** WHAT IS NEEDED **
Restate the records that follow word for word; no pictures should appear.
========================
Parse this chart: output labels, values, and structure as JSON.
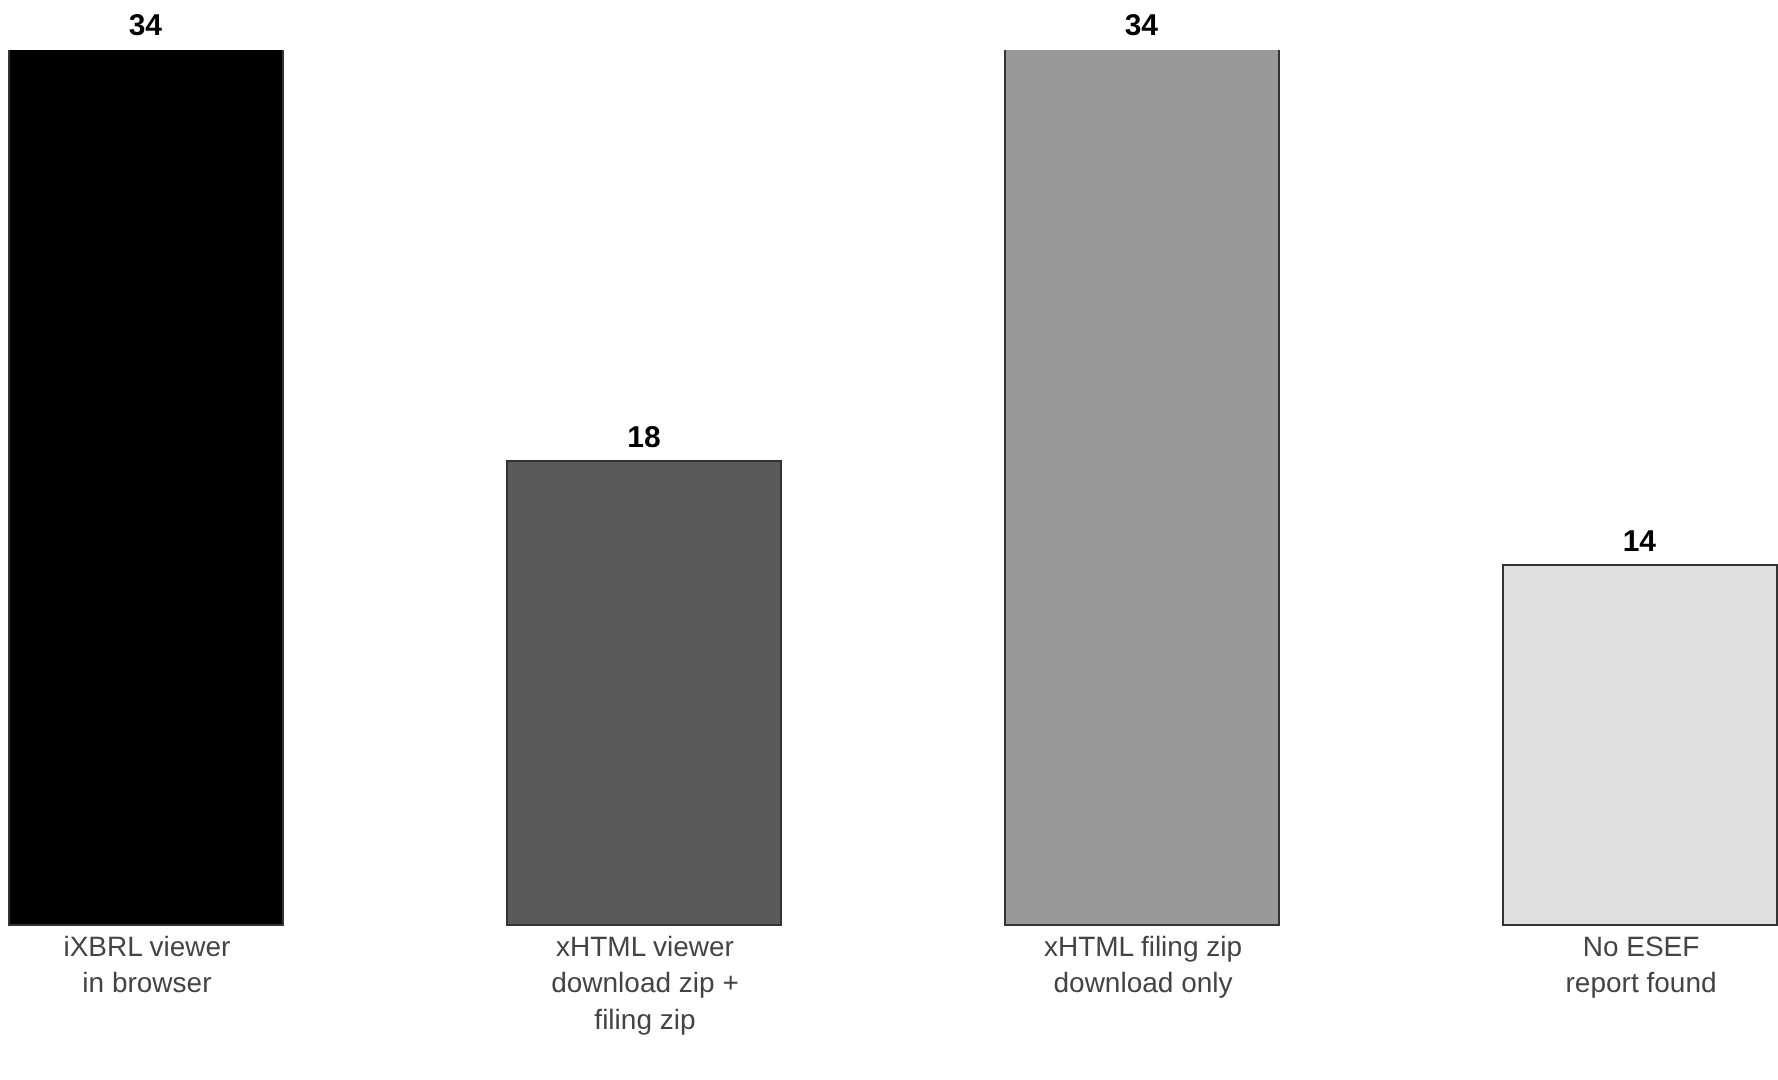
{
  "chart_data": {
    "type": "bar",
    "categories": [
      "iXBRL viewer\nin browser",
      "xHTML viewer\ndownload zip +\nfiling zip",
      "xHTML filing zip\ndownload only",
      "No ESEF\nreport found"
    ],
    "values": [
      34,
      18,
      34,
      14
    ],
    "colors": [
      "#000000",
      "#595959",
      "#999999",
      "#e0e0e0"
    ],
    "data_labels": true
  }
}
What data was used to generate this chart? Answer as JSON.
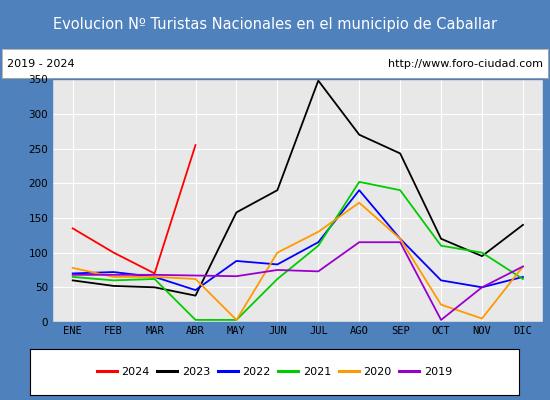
{
  "title": "Evolucion Nº Turistas Nacionales en el municipio de Caballar",
  "subtitle_left": "2019 - 2024",
  "subtitle_right": "http://www.foro-ciudad.com",
  "months": [
    "ENE",
    "FEB",
    "MAR",
    "ABR",
    "MAY",
    "JUN",
    "JUL",
    "AGO",
    "SEP",
    "OCT",
    "NOV",
    "DIC"
  ],
  "series": {
    "2024": [
      135,
      100,
      70,
      255,
      null,
      null,
      null,
      null,
      null,
      null,
      null,
      null
    ],
    "2023": [
      60,
      52,
      50,
      38,
      158,
      190,
      348,
      270,
      243,
      120,
      95,
      140
    ],
    "2022": [
      70,
      72,
      65,
      46,
      88,
      83,
      115,
      190,
      120,
      60,
      50,
      65
    ],
    "2021": [
      65,
      60,
      62,
      3,
      3,
      62,
      110,
      202,
      190,
      110,
      100,
      62
    ],
    "2020": [
      78,
      65,
      65,
      62,
      3,
      100,
      130,
      172,
      120,
      25,
      5,
      80
    ],
    "2019": [
      68,
      68,
      68,
      67,
      66,
      75,
      73,
      115,
      115,
      3,
      50,
      80
    ]
  },
  "colors": {
    "2024": "#ff0000",
    "2023": "#000000",
    "2022": "#0000ff",
    "2021": "#00cc00",
    "2020": "#ff9900",
    "2019": "#9900cc"
  },
  "ylim": [
    0,
    350
  ],
  "yticks": [
    0,
    50,
    100,
    150,
    200,
    250,
    300,
    350
  ],
  "title_bg": "#4f81bd",
  "title_color": "#ffffff",
  "plot_bg": "#e8e8e8",
  "grid_color": "#ffffff",
  "border_color": "#4f81bd",
  "legend_fontsize": 8,
  "axis_fontsize": 7.5,
  "title_fontsize": 10.5
}
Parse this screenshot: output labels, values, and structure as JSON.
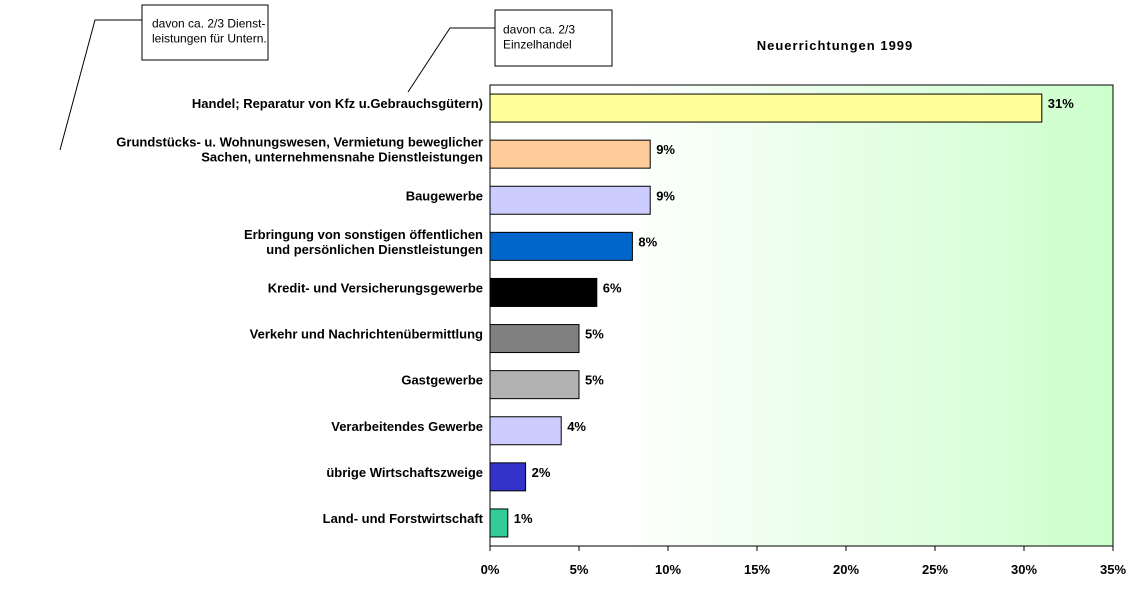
{
  "chart_data": {
    "type": "bar",
    "orientation": "horizontal",
    "title": "Neuerrichtungen 1999",
    "annotations": [
      "davon ca. 2/3 Dienst-\nleistungen für Untern.",
      "davon ca. 2/3\nEinzelhandel"
    ],
    "categories": [
      "Handel; Reparatur von Kfz u.Gebrauchsgütern)",
      "Grundstücks- u. Wohnungswesen, Vermietung beweglicher\nSachen, unternehmensnahe  Dienstleistungen",
      "Baugewerbe",
      "Erbringung von   sonstigen öffentlichen\nund persönlichen Dienstleistungen",
      "Kredit- und  Versicherungsgewerbe",
      "Verkehr und Nachrichtenübermittlung",
      "Gastgewerbe",
      "Verarbeitendes Gewerbe",
      "übrige Wirtschaftszweige",
      "Land- und Forstwirtschaft"
    ],
    "values": [
      31,
      9,
      9,
      8,
      6,
      5,
      5,
      4,
      2,
      1
    ],
    "value_labels": [
      "31%",
      "9%",
      "9%",
      "8%",
      "6%",
      "5%",
      "5%",
      "4%",
      "2%",
      "1%"
    ],
    "colors": [
      "#ffff99",
      "#ffcc99",
      "#ccccff",
      "#0066cc",
      "#000000",
      "#808080",
      "#b2b2b2",
      "#ccccff",
      "#3333cc",
      "#33cc99"
    ],
    "xlim": [
      0,
      35
    ],
    "xticks": [
      {
        "value": 0,
        "label": "0%"
      },
      {
        "value": 5,
        "label": "5%"
      },
      {
        "value": 10,
        "label": "10%"
      },
      {
        "value": 15,
        "label": "15%"
      },
      {
        "value": 20,
        "label": "20%"
      },
      {
        "value": 25,
        "label": "25%"
      },
      {
        "value": 30,
        "label": "30%"
      },
      {
        "value": 35,
        "label": "35%"
      }
    ]
  }
}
========================
** THE ANSWER **
Parse this chart: output labels, values, and structure as JSON.
{
  "chart_data": {
    "type": "bar",
    "categories": [
      "iXBRL viewer\nin browser",
      "xHTML viewer\ndownload zip +\nfiling zip",
      "xHTML filing zip\ndownload only",
      "No ESEF\nreport found"
    ],
    "values": [
      34,
      18,
      34,
      14
    ],
    "colors": [
      "#000000",
      "#595959",
      "#999999",
      "#e0e0e0"
    ],
    "data_labels": true
  }
}
What data was used to generate this chart? Answer as JSON.
{
  "title": "Evolucion Nº Turistas Nacionales en el municipio de Caballar",
  "subtitle_left": "2019 - 2024",
  "subtitle_right": "http://www.foro-ciudad.com",
  "months": [
    "ENE",
    "FEB",
    "MAR",
    "ABR",
    "MAY",
    "JUN",
    "JUL",
    "AGO",
    "SEP",
    "OCT",
    "NOV",
    "DIC"
  ],
  "series": {
    "2024": [
      135,
      100,
      70,
      255,
      null,
      null,
      null,
      null,
      null,
      null,
      null,
      null
    ],
    "2023": [
      60,
      52,
      50,
      38,
      158,
      190,
      348,
      270,
      243,
      120,
      95,
      140
    ],
    "2022": [
      70,
      72,
      65,
      46,
      88,
      83,
      115,
      190,
      120,
      60,
      50,
      65
    ],
    "2021": [
      65,
      60,
      62,
      3,
      3,
      62,
      110,
      202,
      190,
      110,
      100,
      62
    ],
    "2020": [
      78,
      65,
      65,
      62,
      3,
      100,
      130,
      172,
      120,
      25,
      5,
      80
    ],
    "2019": [
      68,
      68,
      68,
      67,
      66,
      75,
      73,
      115,
      115,
      3,
      50,
      80
    ]
  },
  "colors": {
    "2024": "#ff0000",
    "2023": "#000000",
    "2022": "#0000ff",
    "2021": "#00cc00",
    "2020": "#ff9900",
    "2019": "#9900cc"
  },
  "ylim": [
    0,
    350
  ],
  "yticks": [
    0,
    50,
    100,
    150,
    200,
    250,
    300,
    350
  ],
  "title_bg": "#4f81bd",
  "title_color": "#ffffff",
  "plot_bg": "#e8e8e8",
  "grid_color": "#ffffff",
  "border_color": "#4f81bd",
  "legend_fontsize": 8,
  "axis_fontsize": 7.5,
  "title_fontsize": 10.5
}
Parse this screenshot: output labels, values, and structure as JSON.
{
  "chart_data": {
    "type": "bar",
    "orientation": "horizontal",
    "title": "Neuerrichtungen 1999",
    "annotations": [
      "davon ca. 2/3 Dienst-\nleistungen für Untern.",
      "davon ca. 2/3\nEinzelhandel"
    ],
    "categories": [
      "Handel; Reparatur von Kfz u.Gebrauchsgütern)",
      "Grundstücks- u. Wohnungswesen, Vermietung beweglicher\nSachen, unternehmensnahe  Dienstleistungen",
      "Baugewerbe",
      "Erbringung von   sonstigen öffentlichen\nund persönlichen Dienstleistungen",
      "Kredit- und  Versicherungsgewerbe",
      "Verkehr und Nachrichtenübermittlung",
      "Gastgewerbe",
      "Verarbeitendes Gewerbe",
      "übrige Wirtschaftszweige",
      "Land- und Forstwirtschaft"
    ],
    "values": [
      31,
      9,
      9,
      8,
      6,
      5,
      5,
      4,
      2,
      1
    ],
    "value_labels": [
      "31%",
      "9%",
      "9%",
      "8%",
      "6%",
      "5%",
      "5%",
      "4%",
      "2%",
      "1%"
    ],
    "colors": [
      "#ffff99",
      "#ffcc99",
      "#ccccff",
      "#0066cc",
      "#000000",
      "#808080",
      "#b2b2b2",
      "#ccccff",
      "#3333cc",
      "#33cc99"
    ],
    "xlim": [
      0,
      35
    ],
    "xticks": [
      {
        "value": 0,
        "label": "0%"
      },
      {
        "value": 5,
        "label": "5%"
      },
      {
        "value": 10,
        "label": "10%"
      },
      {
        "value": 15,
        "label": "15%"
      },
      {
        "value": 20,
        "label": "20%"
      },
      {
        "value": 25,
        "label": "25%"
      },
      {
        "value": 30,
        "label": "30%"
      },
      {
        "value": 35,
        "label": "35%"
      }
    ]
  }
}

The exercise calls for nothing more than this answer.